_Texto fornecido_

= = =

Estamos a falar «de uma riqueza cultural incalculável e pouco conhecida, quase uma terceira cultura, que varia muito de Norte a Sul do país», como sublinha Ana Delgado Martins. Foi desta “mescla” que nasceu o o mirandês ou o quadrazenho. «O meu avô vivia numa aldeia transmontana bem perto da fronteira e, curiosamente, a terra espanhola mais próxima era Alcanizes, onde foi assinado o Tratado paz entre os reinos de Portugal e de Castela em 1297 que definiu os limites do território continental português. Fascinava-me toda a mística de atravessar uma linha invisível e de repente falar-se outra língua, comer «costoletóns» gigantes e comprar presuntos, chouriços e caramelos. Quando era criança, ainda se mostrava o bilhete de identidade para atravessar a fronteira. Antes de eu lá passar, tinha sido a época das fugas de Portugal a salto para escapar à miséria ou ao antigo regime, a época do «contrabando da barriga», a época das guerras, dos refugiados, e tanta riqueza junta pareceu-me merecer uma série documental», explica a responsável por esta serie documental.

= = =

_Material recolhido_
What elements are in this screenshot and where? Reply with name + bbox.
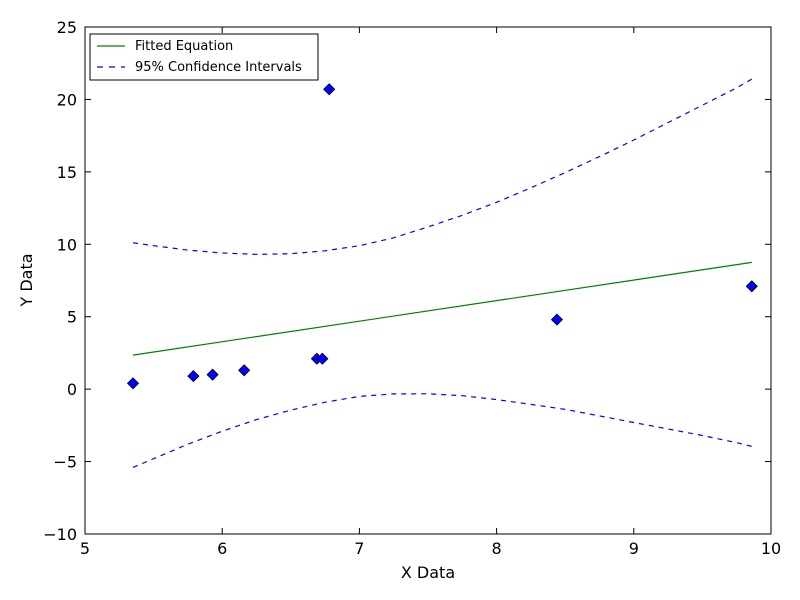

= = =

_Tarefas a realizar_
(a) Com base no texto, explique em uma a três frases por que motivo a responsável achou que a fronteira merecia uma série documental.
(b) Resuma o texto em duas frases.
(c) Segundo o texto, em que ano foi assinado em Alcanizes o tratado de paz entre Portugal e Castela?
Os dados não têm relação com o texto.

_Conjunto de respostas_
(a) Antes de ela passar a fronteira, tinha sido a época das fugas de Portugal a salto para escapar à miséria ou ao antigo regime, do «contrabando da barriga», das guerras e dos refugiados. Tanta riqueza junta pareceu-lhe merecer uma série documental.

(b) Ana Delgado Martins descreve a cultura da fronteira como uma riqueza incalculável e pouco conhecida, quase uma terceira cultura que varia muito de Norte a Sul do país e da qual nasceram o mirandês e o quadrazenho. Recordando a aldeia transmontana do avô, perto de Alcanizes, e uma época de fugas, contrabando, guerras e refugiados, explica que tanta riqueza lhe pareceu merecer uma série documental.

(c) Em 1297.